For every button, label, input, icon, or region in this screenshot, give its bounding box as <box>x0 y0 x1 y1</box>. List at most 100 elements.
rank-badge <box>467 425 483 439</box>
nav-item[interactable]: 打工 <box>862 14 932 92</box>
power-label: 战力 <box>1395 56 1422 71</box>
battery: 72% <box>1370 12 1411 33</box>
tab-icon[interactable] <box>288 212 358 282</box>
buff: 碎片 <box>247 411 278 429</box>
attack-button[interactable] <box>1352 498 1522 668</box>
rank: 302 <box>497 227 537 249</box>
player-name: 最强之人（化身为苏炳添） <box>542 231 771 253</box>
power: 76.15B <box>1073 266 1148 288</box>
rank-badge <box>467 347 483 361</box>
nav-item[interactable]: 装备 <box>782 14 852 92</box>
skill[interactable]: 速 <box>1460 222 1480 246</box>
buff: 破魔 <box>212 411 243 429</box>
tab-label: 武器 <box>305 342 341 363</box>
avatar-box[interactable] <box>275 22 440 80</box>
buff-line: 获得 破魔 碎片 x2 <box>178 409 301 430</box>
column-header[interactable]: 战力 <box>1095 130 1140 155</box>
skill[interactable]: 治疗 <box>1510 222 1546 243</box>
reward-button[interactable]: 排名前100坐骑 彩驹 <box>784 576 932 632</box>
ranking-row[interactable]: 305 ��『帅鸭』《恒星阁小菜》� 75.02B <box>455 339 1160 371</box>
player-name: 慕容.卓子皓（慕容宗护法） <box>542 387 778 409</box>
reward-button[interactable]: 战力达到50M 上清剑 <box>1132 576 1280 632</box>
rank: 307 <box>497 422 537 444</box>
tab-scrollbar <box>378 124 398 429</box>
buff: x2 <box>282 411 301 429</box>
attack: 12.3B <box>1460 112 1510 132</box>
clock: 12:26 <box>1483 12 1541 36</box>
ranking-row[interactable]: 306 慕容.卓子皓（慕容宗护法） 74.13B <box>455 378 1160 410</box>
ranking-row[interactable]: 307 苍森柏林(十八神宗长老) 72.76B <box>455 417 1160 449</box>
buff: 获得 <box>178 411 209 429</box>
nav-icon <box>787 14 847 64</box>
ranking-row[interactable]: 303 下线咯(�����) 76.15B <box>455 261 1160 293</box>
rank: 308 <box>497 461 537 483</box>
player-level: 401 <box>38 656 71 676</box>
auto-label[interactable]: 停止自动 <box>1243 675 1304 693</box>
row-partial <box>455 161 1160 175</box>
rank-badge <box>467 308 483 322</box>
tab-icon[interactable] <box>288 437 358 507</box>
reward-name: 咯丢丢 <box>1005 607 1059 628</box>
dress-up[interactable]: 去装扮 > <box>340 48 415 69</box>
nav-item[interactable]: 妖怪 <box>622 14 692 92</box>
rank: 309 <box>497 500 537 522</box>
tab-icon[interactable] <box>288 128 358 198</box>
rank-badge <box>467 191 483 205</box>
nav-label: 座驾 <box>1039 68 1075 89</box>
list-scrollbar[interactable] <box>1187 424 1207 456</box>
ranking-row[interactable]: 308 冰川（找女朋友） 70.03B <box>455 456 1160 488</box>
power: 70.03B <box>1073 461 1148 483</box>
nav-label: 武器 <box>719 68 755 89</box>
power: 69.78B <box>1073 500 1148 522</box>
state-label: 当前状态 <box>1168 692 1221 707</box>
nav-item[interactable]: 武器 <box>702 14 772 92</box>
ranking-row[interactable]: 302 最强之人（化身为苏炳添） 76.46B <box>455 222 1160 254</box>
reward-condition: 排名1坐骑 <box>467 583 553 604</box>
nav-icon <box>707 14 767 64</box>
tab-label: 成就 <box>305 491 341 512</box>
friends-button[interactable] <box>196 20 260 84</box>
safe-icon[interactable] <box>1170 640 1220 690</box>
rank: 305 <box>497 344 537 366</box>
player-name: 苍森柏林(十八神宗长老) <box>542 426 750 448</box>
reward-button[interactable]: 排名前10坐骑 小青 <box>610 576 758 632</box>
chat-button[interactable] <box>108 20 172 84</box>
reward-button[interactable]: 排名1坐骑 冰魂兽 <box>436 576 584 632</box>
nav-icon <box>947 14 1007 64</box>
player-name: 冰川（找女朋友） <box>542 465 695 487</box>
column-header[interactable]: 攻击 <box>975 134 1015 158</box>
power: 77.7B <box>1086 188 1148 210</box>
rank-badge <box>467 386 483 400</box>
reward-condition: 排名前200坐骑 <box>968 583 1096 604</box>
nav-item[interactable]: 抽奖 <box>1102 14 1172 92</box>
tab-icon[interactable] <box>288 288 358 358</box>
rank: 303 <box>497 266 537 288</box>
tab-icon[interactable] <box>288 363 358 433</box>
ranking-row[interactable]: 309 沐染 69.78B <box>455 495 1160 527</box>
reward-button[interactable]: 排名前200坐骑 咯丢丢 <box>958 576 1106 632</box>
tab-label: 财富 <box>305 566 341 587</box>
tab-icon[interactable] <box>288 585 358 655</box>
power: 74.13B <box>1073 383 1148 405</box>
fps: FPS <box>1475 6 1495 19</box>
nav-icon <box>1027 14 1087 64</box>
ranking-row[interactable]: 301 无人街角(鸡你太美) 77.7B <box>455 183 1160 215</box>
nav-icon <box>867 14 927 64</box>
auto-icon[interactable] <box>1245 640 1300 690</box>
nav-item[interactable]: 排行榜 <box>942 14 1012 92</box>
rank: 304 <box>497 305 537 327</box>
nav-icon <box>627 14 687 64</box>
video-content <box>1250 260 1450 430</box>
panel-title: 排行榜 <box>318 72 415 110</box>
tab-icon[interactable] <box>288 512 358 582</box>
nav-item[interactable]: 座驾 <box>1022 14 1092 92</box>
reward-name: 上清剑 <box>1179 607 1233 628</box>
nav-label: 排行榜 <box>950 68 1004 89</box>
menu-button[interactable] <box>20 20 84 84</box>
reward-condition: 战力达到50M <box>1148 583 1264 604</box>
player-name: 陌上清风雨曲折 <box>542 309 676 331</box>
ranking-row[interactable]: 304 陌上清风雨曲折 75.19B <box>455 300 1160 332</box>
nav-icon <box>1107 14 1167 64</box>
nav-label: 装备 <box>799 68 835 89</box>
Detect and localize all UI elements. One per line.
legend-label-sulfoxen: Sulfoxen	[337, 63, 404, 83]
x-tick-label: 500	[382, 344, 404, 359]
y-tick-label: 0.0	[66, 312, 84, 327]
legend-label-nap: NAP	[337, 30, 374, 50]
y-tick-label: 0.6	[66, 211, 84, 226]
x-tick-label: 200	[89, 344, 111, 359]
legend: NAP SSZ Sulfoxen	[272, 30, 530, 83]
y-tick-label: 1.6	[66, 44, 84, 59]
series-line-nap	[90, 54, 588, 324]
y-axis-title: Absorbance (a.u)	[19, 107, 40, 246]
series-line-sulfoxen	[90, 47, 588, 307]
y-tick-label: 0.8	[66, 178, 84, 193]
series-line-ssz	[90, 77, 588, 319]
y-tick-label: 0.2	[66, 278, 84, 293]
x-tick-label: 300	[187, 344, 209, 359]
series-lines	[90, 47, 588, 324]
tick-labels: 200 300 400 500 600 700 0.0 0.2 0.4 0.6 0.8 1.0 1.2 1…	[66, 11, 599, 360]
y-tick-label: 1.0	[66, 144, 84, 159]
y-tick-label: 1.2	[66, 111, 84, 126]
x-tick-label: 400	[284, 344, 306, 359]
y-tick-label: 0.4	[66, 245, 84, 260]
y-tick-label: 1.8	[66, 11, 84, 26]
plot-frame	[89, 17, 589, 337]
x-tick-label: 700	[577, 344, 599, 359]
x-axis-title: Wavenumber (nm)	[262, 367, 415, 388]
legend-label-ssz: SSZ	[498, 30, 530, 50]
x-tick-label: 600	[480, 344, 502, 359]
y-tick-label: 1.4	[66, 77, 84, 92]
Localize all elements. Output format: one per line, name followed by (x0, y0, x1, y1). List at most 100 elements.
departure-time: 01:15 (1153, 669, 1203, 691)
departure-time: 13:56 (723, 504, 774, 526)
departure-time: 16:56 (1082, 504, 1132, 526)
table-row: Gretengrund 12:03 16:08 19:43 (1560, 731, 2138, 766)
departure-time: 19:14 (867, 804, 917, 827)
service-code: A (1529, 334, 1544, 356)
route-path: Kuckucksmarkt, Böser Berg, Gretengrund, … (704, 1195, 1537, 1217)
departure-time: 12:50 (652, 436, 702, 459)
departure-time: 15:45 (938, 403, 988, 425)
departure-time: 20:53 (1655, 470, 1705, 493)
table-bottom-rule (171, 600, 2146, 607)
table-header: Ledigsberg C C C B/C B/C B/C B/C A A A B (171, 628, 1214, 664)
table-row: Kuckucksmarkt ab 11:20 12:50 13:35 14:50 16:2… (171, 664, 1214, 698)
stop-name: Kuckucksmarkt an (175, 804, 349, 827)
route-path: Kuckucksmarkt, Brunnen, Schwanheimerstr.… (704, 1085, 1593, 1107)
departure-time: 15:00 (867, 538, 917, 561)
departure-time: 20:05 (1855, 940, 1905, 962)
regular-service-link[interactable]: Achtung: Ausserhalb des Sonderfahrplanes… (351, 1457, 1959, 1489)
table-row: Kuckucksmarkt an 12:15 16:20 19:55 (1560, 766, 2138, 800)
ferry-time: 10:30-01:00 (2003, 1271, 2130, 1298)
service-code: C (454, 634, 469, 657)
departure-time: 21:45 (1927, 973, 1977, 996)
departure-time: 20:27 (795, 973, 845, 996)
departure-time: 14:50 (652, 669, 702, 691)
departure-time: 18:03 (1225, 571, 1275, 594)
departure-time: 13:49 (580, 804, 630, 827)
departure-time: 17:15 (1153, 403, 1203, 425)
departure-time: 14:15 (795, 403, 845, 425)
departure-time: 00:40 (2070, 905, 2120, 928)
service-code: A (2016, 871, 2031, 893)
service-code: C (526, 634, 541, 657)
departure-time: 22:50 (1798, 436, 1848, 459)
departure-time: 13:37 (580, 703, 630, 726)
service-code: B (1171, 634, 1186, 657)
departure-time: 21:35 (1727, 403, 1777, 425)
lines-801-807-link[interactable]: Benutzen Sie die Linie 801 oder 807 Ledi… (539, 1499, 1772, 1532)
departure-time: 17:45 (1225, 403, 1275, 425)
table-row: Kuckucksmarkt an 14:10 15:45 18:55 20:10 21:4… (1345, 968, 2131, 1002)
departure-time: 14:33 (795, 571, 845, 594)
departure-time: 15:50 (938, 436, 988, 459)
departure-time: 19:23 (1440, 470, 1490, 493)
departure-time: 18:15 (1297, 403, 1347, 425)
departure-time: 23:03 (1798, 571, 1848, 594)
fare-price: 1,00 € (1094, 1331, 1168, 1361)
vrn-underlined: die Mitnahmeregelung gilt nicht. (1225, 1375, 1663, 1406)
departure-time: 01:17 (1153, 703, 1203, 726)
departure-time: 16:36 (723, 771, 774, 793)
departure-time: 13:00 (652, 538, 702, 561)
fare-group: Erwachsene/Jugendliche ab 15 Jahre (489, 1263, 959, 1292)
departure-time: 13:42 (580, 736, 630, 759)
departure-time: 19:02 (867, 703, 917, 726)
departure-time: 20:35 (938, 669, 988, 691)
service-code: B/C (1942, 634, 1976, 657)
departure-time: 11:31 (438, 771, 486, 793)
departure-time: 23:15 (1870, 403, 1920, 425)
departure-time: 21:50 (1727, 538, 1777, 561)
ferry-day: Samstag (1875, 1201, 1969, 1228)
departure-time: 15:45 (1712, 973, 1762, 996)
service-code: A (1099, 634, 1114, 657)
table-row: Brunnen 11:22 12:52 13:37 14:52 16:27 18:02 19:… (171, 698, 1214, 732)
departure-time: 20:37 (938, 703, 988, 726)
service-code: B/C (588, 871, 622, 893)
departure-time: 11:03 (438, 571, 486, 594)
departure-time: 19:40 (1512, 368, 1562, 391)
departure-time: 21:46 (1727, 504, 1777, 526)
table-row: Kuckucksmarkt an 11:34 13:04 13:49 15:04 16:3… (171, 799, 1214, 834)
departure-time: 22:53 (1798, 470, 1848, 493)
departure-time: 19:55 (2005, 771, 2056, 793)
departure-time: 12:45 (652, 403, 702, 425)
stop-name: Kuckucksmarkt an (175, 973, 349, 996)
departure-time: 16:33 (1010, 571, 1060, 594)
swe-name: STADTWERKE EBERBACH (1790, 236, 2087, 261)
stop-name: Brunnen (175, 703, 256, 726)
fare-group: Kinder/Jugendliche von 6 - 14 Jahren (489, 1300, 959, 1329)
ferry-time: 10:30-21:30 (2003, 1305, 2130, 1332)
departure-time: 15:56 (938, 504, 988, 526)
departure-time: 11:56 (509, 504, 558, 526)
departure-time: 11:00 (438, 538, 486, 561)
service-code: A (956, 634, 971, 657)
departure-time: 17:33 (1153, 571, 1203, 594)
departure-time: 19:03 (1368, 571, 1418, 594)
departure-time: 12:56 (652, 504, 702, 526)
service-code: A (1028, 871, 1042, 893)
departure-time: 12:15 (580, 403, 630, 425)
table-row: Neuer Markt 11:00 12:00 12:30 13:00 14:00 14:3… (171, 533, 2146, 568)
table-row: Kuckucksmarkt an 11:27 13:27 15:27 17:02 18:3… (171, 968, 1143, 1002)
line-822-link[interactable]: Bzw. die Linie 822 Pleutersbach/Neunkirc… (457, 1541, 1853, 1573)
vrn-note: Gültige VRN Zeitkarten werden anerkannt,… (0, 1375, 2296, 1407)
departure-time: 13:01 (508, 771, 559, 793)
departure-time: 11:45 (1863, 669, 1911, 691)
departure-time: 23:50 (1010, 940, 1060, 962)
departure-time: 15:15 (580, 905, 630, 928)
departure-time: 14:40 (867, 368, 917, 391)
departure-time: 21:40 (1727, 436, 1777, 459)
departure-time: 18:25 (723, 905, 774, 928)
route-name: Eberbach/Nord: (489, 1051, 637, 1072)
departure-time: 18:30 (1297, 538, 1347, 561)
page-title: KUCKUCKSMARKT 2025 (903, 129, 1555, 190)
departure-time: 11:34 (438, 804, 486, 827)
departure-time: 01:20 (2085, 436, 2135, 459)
====
Reproduce word for word the part of the listing that opens with its first line and closes with the line containing "power-label: 战力 <box>1395 56 1422 71</box>", including both of those lines.

▶ _Output_:
For every button, label, input, icon, or region in this screenshot, give its bounding box as <box>x0 y0 x1 y1</box>. List at most 100 elements.
rank-badge <box>467 425 483 439</box>
nav-item[interactable]: 打工 <box>862 14 932 92</box>
power-label: 战力 <box>1395 56 1422 71</box>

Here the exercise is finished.